• **Information supplied**:

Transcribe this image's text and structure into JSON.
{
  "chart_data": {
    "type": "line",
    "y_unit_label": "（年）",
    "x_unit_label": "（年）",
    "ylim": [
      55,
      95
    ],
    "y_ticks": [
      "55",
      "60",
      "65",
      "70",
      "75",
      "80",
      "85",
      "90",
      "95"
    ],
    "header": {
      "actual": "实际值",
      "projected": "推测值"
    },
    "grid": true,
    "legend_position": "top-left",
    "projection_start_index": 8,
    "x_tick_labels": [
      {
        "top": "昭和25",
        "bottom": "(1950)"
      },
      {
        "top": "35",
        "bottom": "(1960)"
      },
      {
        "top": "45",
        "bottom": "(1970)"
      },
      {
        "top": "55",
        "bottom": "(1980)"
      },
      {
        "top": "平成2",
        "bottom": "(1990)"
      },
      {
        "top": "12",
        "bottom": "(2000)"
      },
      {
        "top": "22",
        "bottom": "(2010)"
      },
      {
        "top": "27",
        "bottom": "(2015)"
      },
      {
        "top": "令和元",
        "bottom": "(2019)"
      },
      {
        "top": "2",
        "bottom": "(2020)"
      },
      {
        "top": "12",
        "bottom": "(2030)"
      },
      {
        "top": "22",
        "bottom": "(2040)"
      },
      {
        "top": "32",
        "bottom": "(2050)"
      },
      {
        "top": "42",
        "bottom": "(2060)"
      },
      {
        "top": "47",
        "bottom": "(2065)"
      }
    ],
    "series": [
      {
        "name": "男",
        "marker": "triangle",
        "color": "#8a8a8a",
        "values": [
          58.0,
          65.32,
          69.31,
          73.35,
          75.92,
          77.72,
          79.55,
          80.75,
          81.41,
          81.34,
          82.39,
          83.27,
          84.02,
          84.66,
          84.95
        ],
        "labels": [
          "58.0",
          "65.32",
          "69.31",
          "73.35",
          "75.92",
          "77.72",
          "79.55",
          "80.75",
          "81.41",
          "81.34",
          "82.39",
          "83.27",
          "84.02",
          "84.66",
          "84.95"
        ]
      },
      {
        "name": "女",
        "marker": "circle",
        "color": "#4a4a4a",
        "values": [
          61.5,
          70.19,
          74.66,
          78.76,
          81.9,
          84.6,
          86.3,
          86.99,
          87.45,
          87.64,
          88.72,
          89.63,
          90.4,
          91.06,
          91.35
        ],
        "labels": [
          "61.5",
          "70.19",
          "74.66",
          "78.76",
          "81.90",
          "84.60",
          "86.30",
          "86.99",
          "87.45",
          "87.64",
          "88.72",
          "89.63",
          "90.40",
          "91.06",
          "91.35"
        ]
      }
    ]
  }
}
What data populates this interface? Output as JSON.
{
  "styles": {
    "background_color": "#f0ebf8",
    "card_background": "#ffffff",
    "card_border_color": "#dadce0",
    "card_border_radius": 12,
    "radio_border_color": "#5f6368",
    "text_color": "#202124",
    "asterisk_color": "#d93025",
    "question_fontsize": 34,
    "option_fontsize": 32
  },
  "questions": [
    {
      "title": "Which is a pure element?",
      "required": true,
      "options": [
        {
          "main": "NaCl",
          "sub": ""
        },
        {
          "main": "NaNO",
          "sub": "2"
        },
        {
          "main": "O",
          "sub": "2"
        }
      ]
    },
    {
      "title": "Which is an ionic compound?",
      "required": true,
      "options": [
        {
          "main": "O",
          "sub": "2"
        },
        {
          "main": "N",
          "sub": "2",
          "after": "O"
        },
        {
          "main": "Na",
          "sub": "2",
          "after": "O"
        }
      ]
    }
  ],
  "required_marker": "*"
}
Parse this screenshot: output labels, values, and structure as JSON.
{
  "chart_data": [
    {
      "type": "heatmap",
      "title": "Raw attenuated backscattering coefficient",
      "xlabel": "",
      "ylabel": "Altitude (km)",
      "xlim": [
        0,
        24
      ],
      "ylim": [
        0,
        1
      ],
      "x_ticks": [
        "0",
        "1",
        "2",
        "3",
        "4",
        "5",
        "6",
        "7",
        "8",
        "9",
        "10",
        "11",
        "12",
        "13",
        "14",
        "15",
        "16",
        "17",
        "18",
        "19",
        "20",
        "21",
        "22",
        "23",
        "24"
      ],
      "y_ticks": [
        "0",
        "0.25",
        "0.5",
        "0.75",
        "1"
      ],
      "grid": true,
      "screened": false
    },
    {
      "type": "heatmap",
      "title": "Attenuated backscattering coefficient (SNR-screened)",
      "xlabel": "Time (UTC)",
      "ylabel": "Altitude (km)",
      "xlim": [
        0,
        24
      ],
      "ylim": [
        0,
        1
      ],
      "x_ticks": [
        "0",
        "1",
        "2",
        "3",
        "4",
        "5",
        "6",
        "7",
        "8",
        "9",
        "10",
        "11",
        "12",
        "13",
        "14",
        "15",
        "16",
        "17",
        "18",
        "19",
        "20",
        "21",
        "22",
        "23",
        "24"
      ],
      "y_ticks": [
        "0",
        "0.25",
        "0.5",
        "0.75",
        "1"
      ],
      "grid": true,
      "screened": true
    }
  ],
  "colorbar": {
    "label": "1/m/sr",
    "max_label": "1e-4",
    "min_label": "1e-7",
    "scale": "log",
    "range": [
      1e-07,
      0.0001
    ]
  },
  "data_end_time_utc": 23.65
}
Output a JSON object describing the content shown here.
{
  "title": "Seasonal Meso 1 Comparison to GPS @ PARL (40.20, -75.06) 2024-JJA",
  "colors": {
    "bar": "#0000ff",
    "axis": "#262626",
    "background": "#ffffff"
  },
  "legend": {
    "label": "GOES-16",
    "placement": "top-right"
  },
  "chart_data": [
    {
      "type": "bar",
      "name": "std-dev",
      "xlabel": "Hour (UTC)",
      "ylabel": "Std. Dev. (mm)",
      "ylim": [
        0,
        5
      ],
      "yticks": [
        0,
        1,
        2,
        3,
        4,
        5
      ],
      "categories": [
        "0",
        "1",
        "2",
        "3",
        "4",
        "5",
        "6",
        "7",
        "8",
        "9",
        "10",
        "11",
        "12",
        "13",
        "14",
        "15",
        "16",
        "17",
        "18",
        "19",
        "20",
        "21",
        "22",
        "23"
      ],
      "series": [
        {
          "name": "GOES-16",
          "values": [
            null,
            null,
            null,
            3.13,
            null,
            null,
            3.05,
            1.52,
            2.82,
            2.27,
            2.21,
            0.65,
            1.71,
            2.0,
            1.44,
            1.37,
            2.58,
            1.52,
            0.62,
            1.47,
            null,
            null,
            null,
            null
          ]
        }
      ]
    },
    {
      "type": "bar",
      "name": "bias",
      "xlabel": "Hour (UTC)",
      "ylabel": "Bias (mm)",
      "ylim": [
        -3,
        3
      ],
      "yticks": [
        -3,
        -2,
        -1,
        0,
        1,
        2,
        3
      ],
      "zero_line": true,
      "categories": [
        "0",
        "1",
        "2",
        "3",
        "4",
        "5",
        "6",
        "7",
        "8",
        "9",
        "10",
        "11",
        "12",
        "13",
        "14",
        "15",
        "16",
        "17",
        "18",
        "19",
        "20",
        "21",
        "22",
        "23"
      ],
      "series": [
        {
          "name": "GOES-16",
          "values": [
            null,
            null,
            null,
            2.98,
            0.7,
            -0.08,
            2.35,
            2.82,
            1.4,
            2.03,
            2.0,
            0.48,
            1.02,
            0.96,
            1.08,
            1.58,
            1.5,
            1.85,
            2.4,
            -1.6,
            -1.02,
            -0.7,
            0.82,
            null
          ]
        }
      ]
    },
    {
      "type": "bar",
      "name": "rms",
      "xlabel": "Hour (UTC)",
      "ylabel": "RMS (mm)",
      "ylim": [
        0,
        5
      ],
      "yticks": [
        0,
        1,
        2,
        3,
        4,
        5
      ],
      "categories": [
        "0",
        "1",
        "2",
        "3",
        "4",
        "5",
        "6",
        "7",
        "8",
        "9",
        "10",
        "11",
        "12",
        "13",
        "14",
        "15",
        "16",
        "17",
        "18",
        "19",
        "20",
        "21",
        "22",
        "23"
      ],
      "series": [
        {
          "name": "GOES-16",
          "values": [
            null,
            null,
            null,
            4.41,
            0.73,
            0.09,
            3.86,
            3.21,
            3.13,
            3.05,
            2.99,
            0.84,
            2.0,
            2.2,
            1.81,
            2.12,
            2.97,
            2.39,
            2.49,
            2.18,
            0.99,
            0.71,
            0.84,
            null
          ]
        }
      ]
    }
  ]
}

• **The problem**:
Return, from the data, each line that has the word "screened" in it.

• **Completed task**:
      "screened": false
      "title": "Attenuated backscattering coefficient (SNR-screened)",
      "screened": true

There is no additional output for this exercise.